[Stored entries]
------------------------------------------------------------------------

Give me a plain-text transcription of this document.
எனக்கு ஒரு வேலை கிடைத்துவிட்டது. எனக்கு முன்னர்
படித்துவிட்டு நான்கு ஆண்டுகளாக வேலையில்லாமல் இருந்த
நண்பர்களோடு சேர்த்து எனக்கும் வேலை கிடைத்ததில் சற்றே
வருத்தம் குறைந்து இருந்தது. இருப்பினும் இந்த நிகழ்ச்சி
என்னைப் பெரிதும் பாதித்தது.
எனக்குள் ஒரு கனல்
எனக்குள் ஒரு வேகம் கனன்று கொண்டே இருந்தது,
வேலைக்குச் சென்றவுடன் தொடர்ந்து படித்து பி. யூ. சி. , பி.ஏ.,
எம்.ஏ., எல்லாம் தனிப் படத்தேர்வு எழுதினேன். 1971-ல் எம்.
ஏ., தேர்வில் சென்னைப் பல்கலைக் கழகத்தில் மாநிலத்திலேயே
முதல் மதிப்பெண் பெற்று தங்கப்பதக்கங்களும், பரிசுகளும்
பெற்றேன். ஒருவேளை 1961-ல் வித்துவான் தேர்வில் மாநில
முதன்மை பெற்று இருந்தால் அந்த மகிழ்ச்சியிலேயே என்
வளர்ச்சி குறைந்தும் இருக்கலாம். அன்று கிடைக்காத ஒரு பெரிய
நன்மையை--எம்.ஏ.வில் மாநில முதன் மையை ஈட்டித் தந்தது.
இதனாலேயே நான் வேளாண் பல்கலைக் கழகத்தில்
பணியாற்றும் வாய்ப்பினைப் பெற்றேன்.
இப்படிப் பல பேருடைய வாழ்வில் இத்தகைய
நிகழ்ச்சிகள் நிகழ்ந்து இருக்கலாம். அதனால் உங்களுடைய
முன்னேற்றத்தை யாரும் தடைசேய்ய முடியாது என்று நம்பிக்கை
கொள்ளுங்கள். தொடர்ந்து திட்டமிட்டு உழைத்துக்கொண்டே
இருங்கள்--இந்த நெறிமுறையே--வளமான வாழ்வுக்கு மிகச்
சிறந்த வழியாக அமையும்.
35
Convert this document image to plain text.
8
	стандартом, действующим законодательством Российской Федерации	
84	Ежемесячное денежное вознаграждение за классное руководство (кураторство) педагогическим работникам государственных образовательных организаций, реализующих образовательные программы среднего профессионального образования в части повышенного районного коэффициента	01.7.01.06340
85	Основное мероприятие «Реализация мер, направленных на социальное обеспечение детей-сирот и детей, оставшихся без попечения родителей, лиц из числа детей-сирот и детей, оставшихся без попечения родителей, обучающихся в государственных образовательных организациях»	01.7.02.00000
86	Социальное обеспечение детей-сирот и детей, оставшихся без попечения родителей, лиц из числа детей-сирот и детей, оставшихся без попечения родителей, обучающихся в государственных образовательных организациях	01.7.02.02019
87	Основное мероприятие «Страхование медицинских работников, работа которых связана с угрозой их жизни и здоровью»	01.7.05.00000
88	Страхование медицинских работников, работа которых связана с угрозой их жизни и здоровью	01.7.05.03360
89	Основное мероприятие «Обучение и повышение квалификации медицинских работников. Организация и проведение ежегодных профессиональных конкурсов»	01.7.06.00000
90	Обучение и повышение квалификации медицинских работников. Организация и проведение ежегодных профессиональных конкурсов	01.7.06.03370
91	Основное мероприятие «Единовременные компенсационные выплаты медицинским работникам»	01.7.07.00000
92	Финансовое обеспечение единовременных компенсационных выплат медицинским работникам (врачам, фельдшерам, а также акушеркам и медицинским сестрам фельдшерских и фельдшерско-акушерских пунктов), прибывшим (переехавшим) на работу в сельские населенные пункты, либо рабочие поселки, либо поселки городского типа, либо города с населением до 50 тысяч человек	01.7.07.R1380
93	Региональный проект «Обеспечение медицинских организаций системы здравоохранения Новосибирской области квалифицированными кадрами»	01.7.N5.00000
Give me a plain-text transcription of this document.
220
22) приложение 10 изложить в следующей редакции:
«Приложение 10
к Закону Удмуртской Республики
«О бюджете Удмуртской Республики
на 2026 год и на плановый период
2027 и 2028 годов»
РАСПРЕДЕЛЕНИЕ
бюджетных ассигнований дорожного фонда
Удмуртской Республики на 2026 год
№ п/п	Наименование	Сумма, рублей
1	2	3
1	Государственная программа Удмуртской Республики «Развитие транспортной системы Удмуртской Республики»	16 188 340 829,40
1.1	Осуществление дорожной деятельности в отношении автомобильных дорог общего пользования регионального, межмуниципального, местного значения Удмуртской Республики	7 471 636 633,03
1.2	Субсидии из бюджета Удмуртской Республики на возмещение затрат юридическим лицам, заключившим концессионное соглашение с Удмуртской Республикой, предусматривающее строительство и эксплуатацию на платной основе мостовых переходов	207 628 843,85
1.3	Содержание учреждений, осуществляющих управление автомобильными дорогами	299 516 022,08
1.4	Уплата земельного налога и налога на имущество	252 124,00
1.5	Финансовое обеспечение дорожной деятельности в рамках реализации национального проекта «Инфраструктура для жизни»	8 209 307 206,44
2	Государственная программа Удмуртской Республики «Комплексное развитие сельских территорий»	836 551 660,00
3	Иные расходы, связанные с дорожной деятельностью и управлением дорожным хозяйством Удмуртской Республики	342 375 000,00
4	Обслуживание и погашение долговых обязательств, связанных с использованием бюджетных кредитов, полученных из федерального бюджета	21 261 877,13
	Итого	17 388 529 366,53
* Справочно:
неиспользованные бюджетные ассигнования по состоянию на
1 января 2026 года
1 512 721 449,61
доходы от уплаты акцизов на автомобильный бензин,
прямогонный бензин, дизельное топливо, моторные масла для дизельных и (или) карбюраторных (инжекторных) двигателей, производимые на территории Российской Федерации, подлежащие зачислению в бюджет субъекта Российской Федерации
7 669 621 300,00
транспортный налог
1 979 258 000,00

------------------------------------------------------------------------

#### Problem description:
Restate the data above word for word, please.

#### The answer:
Give me a plain-text transcription of this document.
எனக்கு ஒரு வேலை கிடைத்துவிட்டது. எனக்கு முன்னர்
படித்துவிட்டு நான்கு ஆண்டுகளாக வேலையில்லாமல் இருந்த
நண்பர்களோடு சேர்த்து எனக்கும் வேலை கிடைத்ததில் சற்றே
வருத்தம் குறைந்து இருந்தது. இருப்பினும் இந்த நிகழ்ச்சி
என்னைப் பெரிதும் பாதித்தது.
எனக்குள் ஒரு கனல்
எனக்குள் ஒரு வேகம் கனன்று கொண்டே இருந்தது,
வேலைக்குச் சென்றவுடன் தொடர்ந்து படித்து பி. யூ. சி. , பி.ஏ.,
எம்.ஏ., எல்லாம் தனிப் படத்தேர்வு எழுதினேன். 1971-ல் எம்.
ஏ., தேர்வில் சென்னைப் பல்கலைக் கழகத்தில் மாநிலத்திலேயே
முதல் மதிப்பெண் பெற்று தங்கப்பதக்கங்களும், பரிசுகளும்
பெற்றேன். ஒருவேளை 1961-ல் வித்துவான் தேர்வில் மாநில
முதன்மை பெற்று இருந்தால் அந்த மகிழ்ச்சியிலேயே என்
வளர்ச்சி குறைந்தும் இருக்கலாம். அன்று கிடைக்காத ஒரு பெரிய
நன்மையை--எம்.ஏ.வில் மாநில முதன் மையை ஈட்டித் தந்தது.
இதனாலேயே நான் வேளாண் பல்கலைக் கழகத்தில்
பணியாற்றும் வாய்ப்பினைப் பெற்றேன்.
இப்படிப் பல பேருடைய வாழ்வில் இத்தகைய
நிகழ்ச்சிகள் நிகழ்ந்து இருக்கலாம். அதனால் உங்களுடைய
முன்னேற்றத்தை யாரும் தடைசேய்ய முடியாது என்று நம்பிக்கை
கொள்ளுங்கள். தொடர்ந்து திட்டமிட்டு உழைத்துக்கொண்டே
இருங்கள்--இந்த நெறிமுறையே--வளமான வாழ்வுக்கு மிகச்
சிறந்த வழியாக அமையும்.
35
Convert this document image to plain text.
8
	стандартом, действующим законодательством Российской Федерации	
84	Ежемесячное денежное вознаграждение за классное руководство (кураторство) педагогическим работникам государственных образовательных организаций, реализующих образовательные программы среднего профессионального образования в части повышенного районного коэффициента	01.7.01.06340
85	Основное мероприятие «Реализация мер, направленных на социальное обеспечение детей-сирот и детей, оставшихся без попечения родителей, лиц из числа детей-сирот и детей, оставшихся без попечения родителей, обучающихся в государственных образовательных организациях»	01.7.02.00000
86	Социальное обеспечение детей-сирот и детей, оставшихся без попечения родителей, лиц из числа детей-сирот и детей, оставшихся без попечения родителей, обучающихся в государственных образовательных организациях	01.7.02.02019
87	Основное мероприятие «Страхование медицинских работников, работа которых связана с угрозой их жизни и здоровью»	01.7.05.00000
88	Страхование медицинских работников, работа которых связана с угрозой их жизни и здоровью	01.7.05.03360
89	Основное мероприятие «Обучение и повышение квалификации медицинских работников. Организация и проведение ежегодных профессиональных конкурсов»	01.7.06.00000
90	Обучение и повышение квалификации медицинских работников. Организация и проведение ежегодных профессиональных конкурсов	01.7.06.03370
91	Основное мероприятие «Единовременные компенсационные выплаты медицинским работникам»	01.7.07.00000
92	Финансовое обеспечение единовременных компенсационных выплат медицинским работникам (врачам, фельдшерам, а также акушеркам и медицинским сестрам фельдшерских и фельдшерско-акушерских пунктов), прибывшим (переехавшим) на работу в сельские населенные пункты, либо рабочие поселки, либо поселки городского типа, либо города с населением до 50 тысяч человек	01.7.07.R1380
93	Региональный проект «Обеспечение медицинских организаций системы здравоохранения Новосибирской области квалифицированными кадрами»	01.7.N5.00000
Give me a plain-text transcription of this document.
220
22) приложение 10 изложить в следующей редакции:
«Приложение 10
к Закону Удмуртской Республики
«О бюджете Удмуртской Республики
на 2026 год и на плановый период
2027 и 2028 годов»
РАСПРЕДЕЛЕНИЕ
бюджетных ассигнований дорожного фонда
Удмуртской Республики на 2026 год
№ п/п	Наименование	Сумма, рублей
1	2	3
1	Государственная программа Удмуртской Республики «Развитие транспортной системы Удмуртской Республики»	16 188 340 829,40
1.1	Осуществление дорожной деятельности в отношении автомобильных дорог общего пользования регионального, межмуниципального, местного значения Удмуртской Республики	7 471 636 633,03
1.2	Субсидии из бюджета Удмуртской Республики на возмещение затрат юридическим лицам, заключившим концессионное соглашение с Удмуртской Республикой, предусматривающее строительство и эксплуатацию на платной основе мостовых переходов	207 628 843,85
1.3	Содержание учреждений, осуществляющих управление автомобильными дорогами	299 516 022,08
1.4	Уплата земельного налога и налога на имущество	252 124,00
1.5	Финансовое обеспечение дорожной деятельности в рамках реализации национального проекта «Инфраструктура для жизни»	8 209 307 206,44
2	Государственная программа Удмуртской Республики «Комплексное развитие сельских территорий»	836 551 660,00
3	Иные расходы, связанные с дорожной деятельностью и управлением дорожным хозяйством Удмуртской Республики	342 375 000,00
4	Обслуживание и погашение долговых обязательств, связанных с использованием бюджетных кредитов, полученных из федерального бюджета	21 261 877,13
	Итого	17 388 529 366,53
* Справочно:
неиспользованные бюджетные ассигнования по состоянию на
1 января 2026 года
1 512 721 449,61
доходы от уплаты акцизов на автомобильный бензин,
прямогонный бензин, дизельное топливо, моторные масла для дизельных и (или) карбюраторных (инжекторных) двигателей, производимые на территории Российской Федерации, подлежащие зачислению в бюджет субъекта Российской Федерации
7 669 621 300,00
транспортный налог
1 979 258 000,00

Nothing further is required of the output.